REQUIREMENT: Reproduce the lines of the material exactly, excluding every image.

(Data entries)
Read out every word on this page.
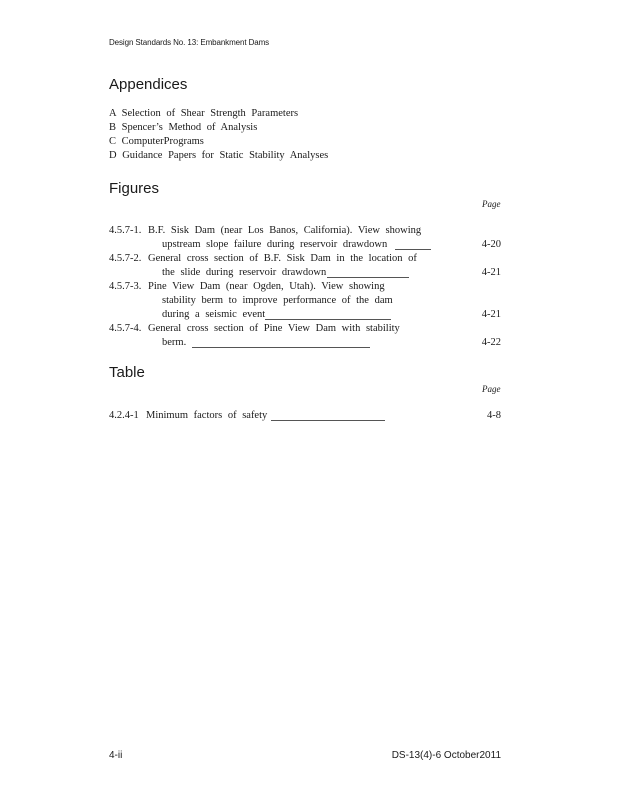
Design Standards No. 13: Embankment Dams
Appendices
A Selection of Shear Strength Parameters
B Spencer’s Method of Analysis
C ComputerPrograms
D Guidance Papers for Static Stability Analyses
Figures
Page
4.5.7-1. B.F. Sisk Dam (near Los Banos, California). View showing
upstream slope failure during reservoir drawdown	4-20
4.5.7-2. General cross section of B.F. Sisk Dam in the location of
the slide during reservoir drawdown	4-21
4.5.7-3. Pine View Dam (near Ogden, Utah). View showing
stability berm to improve performance of the dam
during a seismic event	4-21
4.5.7-4. General cross section of Pine View Dam with stability
berm.	4-22
Table
Page
4.2.4-1 Minimum factors of safety	4-8
4-ii	DS-13(4)-6 October2011
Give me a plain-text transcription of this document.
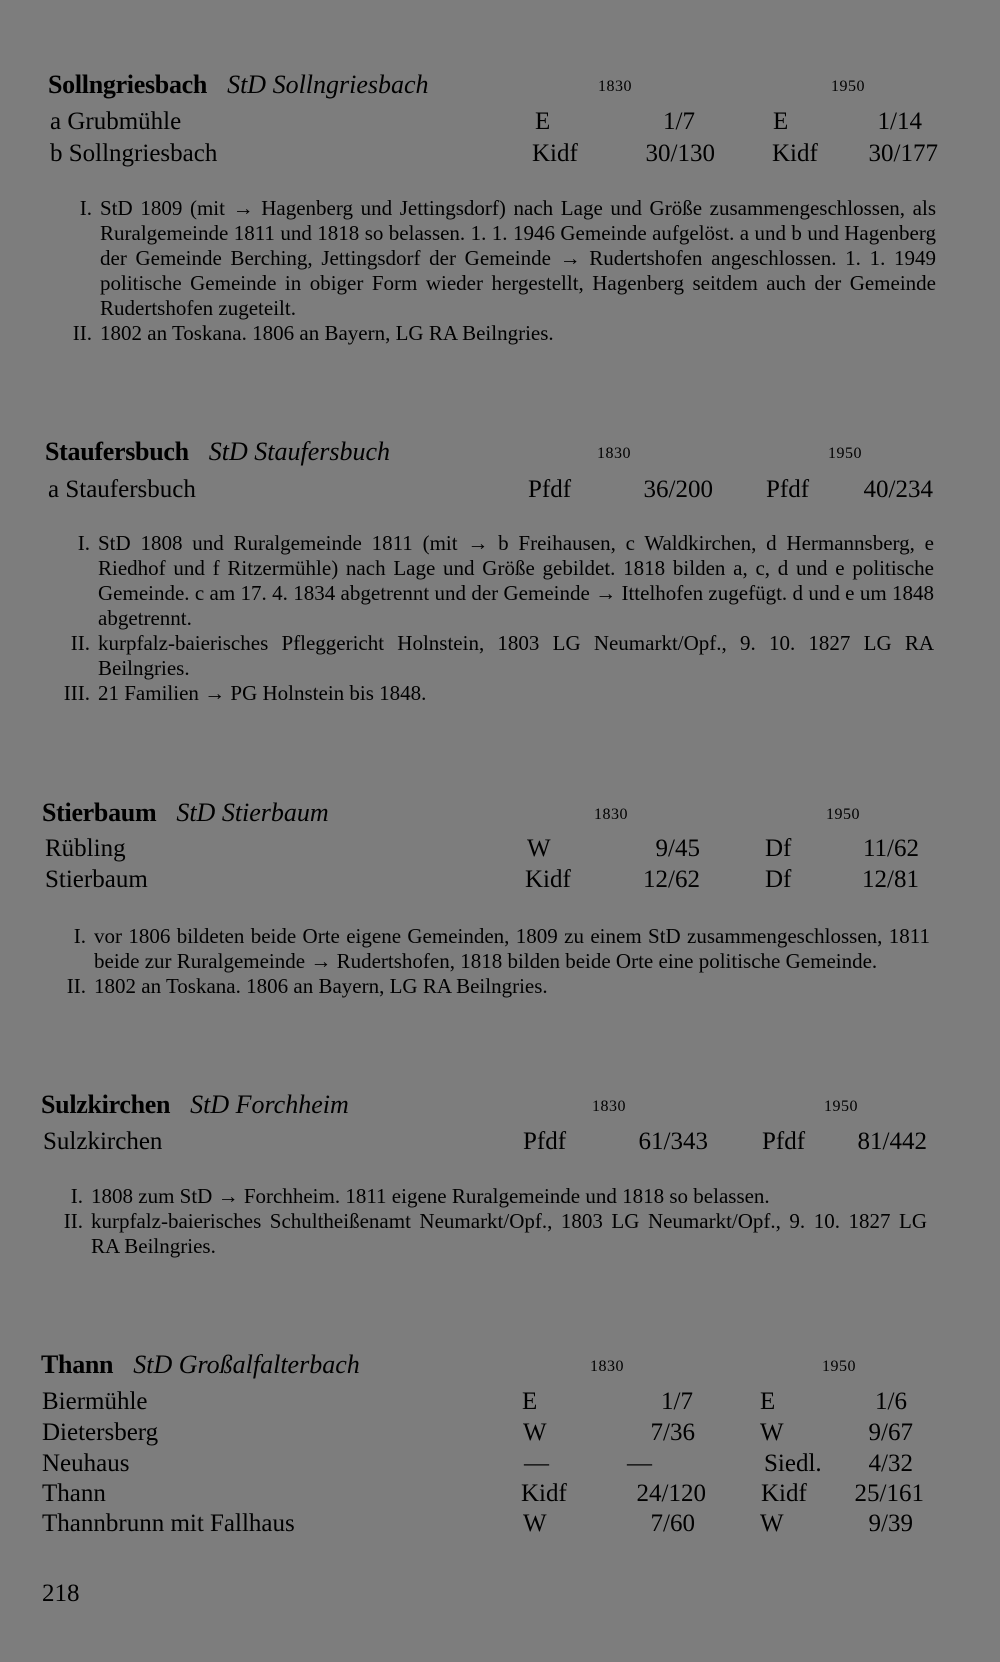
Sollngriesbach StD Sollngriesbach	1830	1950
a Grubmühle	E	1/7	E	1/14
b Sollngriesbach	Kidf	30/130 Kidf	30/177
I. StD 1809 (mit → Hagenberg und Jettingsdorf) nach Lage und Größe zusammengeschlossen, als Ruralgemeinde 1811 und 1818 so belassen. 1. 1. 1946 Gemeinde aufgelöst. a und b und Hagenberg der Gemeinde Berching, Jettingsdorf der Gemeinde → Rudertshofen angeschlossen. 1. 1. 1949 politische Gemeinde in obiger Form wieder hergestellt, Hagenberg seitdem auch der Gemeinde Rudertshofen zugeteilt.
II. 1802 an Toskana. 1806 an Bayern, LG RA Beilngries.
Staufersbuch StD Staufersbuch	1830	1950
a Staufersbuch	Pfdf	36/200 Pfdf	40/234
I. StD 1808 und Ruralgemeinde 1811 (mit → b Freihausen, c Waldkirchen, d Hermannsberg, e Riedhof und f Ritzermühle) nach Lage und Größe gebildet. 1818 bilden a, c, d und e politische Gemeinde. c am 17. 4. 1834 abgetrennt und der Gemeinde → Ittelhofen zugefügt. d und e um 1848 abgetrennt.
II. kurpfalz-baierisches Pfleggericht Holnstein, 1803 LG Neumarkt/Opf., 9. 10. 1827 LG RA Beilngries.
III. 21 Familien → PG Holnstein bis 1848.
Stierbaum StD Stierbaum	1830	1950
Rübling	W	9/45	Df	11/62
Stierbaum	Kidf	12/62	Df	12/81
I. vor 1806 bildeten beide Orte eigene Gemeinden, 1809 zu einem StD zusammengeschlossen, 1811 beide zur Ruralgemeinde → Rudertshofen, 1818 bilden beide Orte eine politische Gemeinde.
II. 1802 an Toskana. 1806 an Bayern, LG RA Beilngries.
Sulzkirchen StD Forchheim	1830	1950
Sulzkirchen	Pfdf	61/343 Pfdf	81/442
I. 1808 zum StD → Forchheim. 1811 eigene Ruralgemeinde und 1818 so belassen.
II. kurpfalz-baierisches Schultheißenamt Neumarkt/Opf., 1803 LG Neumarkt/Opf., 9. 10. 1827 LG RA Beilngries.
Thann StD Großalfalterbach	1830	1950
Biermühle	E	1/7	E	1/6
Dietersberg	W	7/36	W	9/67
Neuhaus	—	—	Siedl.	4/32
Thann	Kidf	24/120 Kidf	25/161
Thannbrunn mit Fallhaus	W	7/60	W	9/39
218
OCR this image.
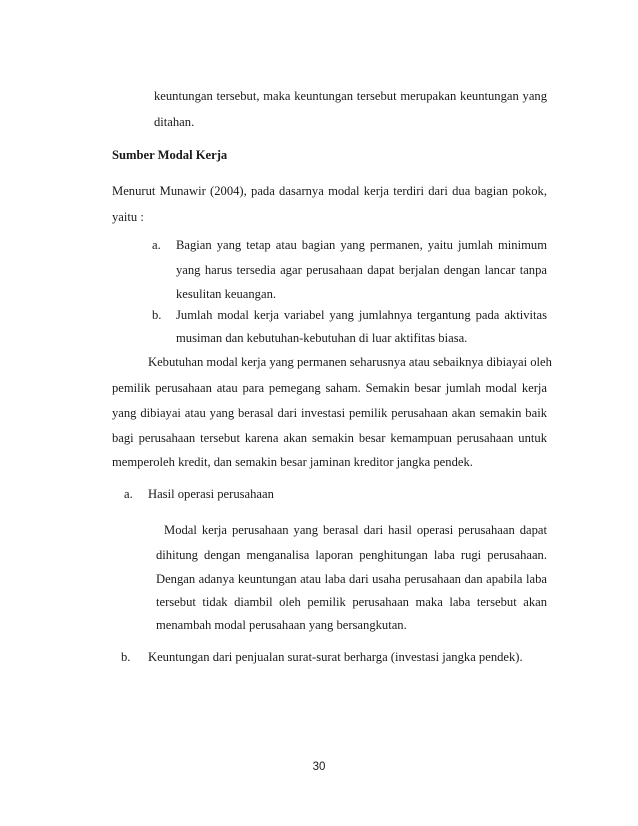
keuntungan tersebut, maka keuntungan tersebut merupakan keuntungan yang
ditahan.
Sumber Modal Kerja
Menurut Munawir (2004), pada dasarnya modal kerja terdiri dari dua bagian pokok,
yaitu :
a. Bagian yang tetap atau bagian yang permanen, yaitu jumlah minimum
yang harus tersedia agar perusahaan dapat berjalan dengan lancar tanpa
kesulitan keuangan.
b. Jumlah modal kerja variabel yang jumlahnya tergantung pada aktivitas
musiman dan kebutuhan-kebutuhan di luar aktifitas biasa.
Kebutuhan modal kerja yang permanen seharusnya atau sebaiknya dibiayai oleh
pemilik perusahaan atau para pemegang saham. Semakin besar jumlah modal kerja
yang dibiayai atau yang berasal dari investasi pemilik perusahaan akan semakin baik
bagi perusahaan tersebut karena akan semakin besar kemampuan perusahaan untuk
memperoleh kredit, dan semakin besar jaminan kreditor jangka pendek.
a. Hasil operasi perusahaan
Modal kerja perusahaan yang berasal dari hasil operasi perusahaan dapat
dihitung dengan menganalisa laporan penghitungan laba rugi perusahaan.
Dengan adanya keuntungan atau laba dari usaha perusahaan dan apabila laba
tersebut tidak diambil oleh pemilik perusahaan maka laba tersebut akan
menambah modal perusahaan yang bersangkutan.
b. Keuntungan dari penjualan surat-surat berharga (investasi jangka pendek).
30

FULL RESPONSE:
Read out every word on this page.
Design Standards No. 13: Embankment Dams
Appendices
A Selection of Shear Strength Parameters
B Spencer’s Method of Analysis
C ComputerPrograms
D Guidance Papers for Static Stability Analyses
Figures
Page
4.5.7-1. B.F. Sisk Dam (near Los Banos, California). View showing
upstream slope failure during reservoir drawdown	4-20
4.5.7-2. General cross section of B.F. Sisk Dam in the location of
the slide during reservoir drawdown	4-21
4.5.7-3. Pine View Dam (near Ogden, Utah). View showing
stability berm to improve performance of the dam
during a seismic event	4-21
4.5.7-4. General cross section of Pine View Dam with stability
berm.	4-22
Table
Page
4.2.4-1 Minimum factors of safety	4-8
4-ii	DS-13(4)-6 October2011
Give me a plain-text transcription of this document.
Sollngriesbach StD Sollngriesbach	1830	1950
a Grubmühle	E	1/7	E	1/14
b Sollngriesbach	Kidf	30/130 Kidf	30/177
I. StD 1809 (mit → Hagenberg und Jettingsdorf) nach Lage und Größe zusammengeschlossen, als Ruralgemeinde 1811 und 1818 so belassen. 1. 1. 1946 Gemeinde aufgelöst. a und b und Hagenberg der Gemeinde Berching, Jettingsdorf der Gemeinde → Rudertshofen angeschlossen. 1. 1. 1949 politische Gemeinde in obiger Form wieder hergestellt, Hagenberg seitdem auch der Gemeinde Rudertshofen zugeteilt.
II. 1802 an Toskana. 1806 an Bayern, LG RA Beilngries.
Staufersbuch StD Staufersbuch	1830	1950
a Staufersbuch	Pfdf	36/200 Pfdf	40/234
I. StD 1808 und Ruralgemeinde 1811 (mit → b Freihausen, c Waldkirchen, d Hermannsberg, e Riedhof und f Ritzermühle) nach Lage und Größe gebildet. 1818 bilden a, c, d und e politische Gemeinde. c am 17. 4. 1834 abgetrennt und der Gemeinde → Ittelhofen zugefügt. d und e um 1848 abgetrennt.
II. kurpfalz-baierisches Pfleggericht Holnstein, 1803 LG Neumarkt/Opf., 9. 10. 1827 LG RA Beilngries.
III. 21 Familien → PG Holnstein bis 1848.
Stierbaum StD Stierbaum	1830	1950
Rübling	W	9/45	Df	11/62
Stierbaum	Kidf	12/62	Df	12/81
I. vor 1806 bildeten beide Orte eigene Gemeinden, 1809 zu einem StD zusammengeschlossen, 1811 beide zur Ruralgemeinde → Rudertshofen, 1818 bilden beide Orte eine politische Gemeinde.
II. 1802 an Toskana. 1806 an Bayern, LG RA Beilngries.
Sulzkirchen StD Forchheim	1830	1950
Sulzkirchen	Pfdf	61/343 Pfdf	81/442
I. 1808 zum StD → Forchheim. 1811 eigene Ruralgemeinde und 1818 so belassen.
II. kurpfalz-baierisches Schultheißenamt Neumarkt/Opf., 1803 LG Neumarkt/Opf., 9. 10. 1827 LG RA Beilngries.
Thann StD Großalfalterbach	1830	1950
Biermühle	E	1/7	E	1/6
Dietersberg	W	7/36	W	9/67
Neuhaus	—	—	Siedl.	4/32
Thann	Kidf	24/120 Kidf	25/161
Thannbrunn mit Fallhaus	W	7/60	W	9/39
218
OCR this image.
keuntungan tersebut, maka keuntungan tersebut merupakan keuntungan yang
ditahan.
Sumber Modal Kerja
Menurut Munawir (2004), pada dasarnya modal kerja terdiri dari dua bagian pokok,
yaitu :
a. Bagian yang tetap atau bagian yang permanen, yaitu jumlah minimum
yang harus tersedia agar perusahaan dapat berjalan dengan lancar tanpa
kesulitan keuangan.
b. Jumlah modal kerja variabel yang jumlahnya tergantung pada aktivitas
musiman dan kebutuhan-kebutuhan di luar aktifitas biasa.
Kebutuhan modal kerja yang permanen seharusnya atau sebaiknya dibiayai oleh
pemilik perusahaan atau para pemegang saham. Semakin besar jumlah modal kerja
yang dibiayai atau yang berasal dari investasi pemilik perusahaan akan semakin baik
bagi perusahaan tersebut karena akan semakin besar kemampuan perusahaan untuk
memperoleh kredit, dan semakin besar jaminan kreditor jangka pendek.
a. Hasil operasi perusahaan
Modal kerja perusahaan yang berasal dari hasil operasi perusahaan dapat
dihitung dengan menganalisa laporan penghitungan laba rugi perusahaan.
Dengan adanya keuntungan atau laba dari usaha perusahaan dan apabila laba
tersebut tidak diambil oleh pemilik perusahaan maka laba tersebut akan
menambah modal perusahaan yang bersangkutan.
b. Keuntungan dari penjualan surat-surat berharga (investasi jangka pendek).
30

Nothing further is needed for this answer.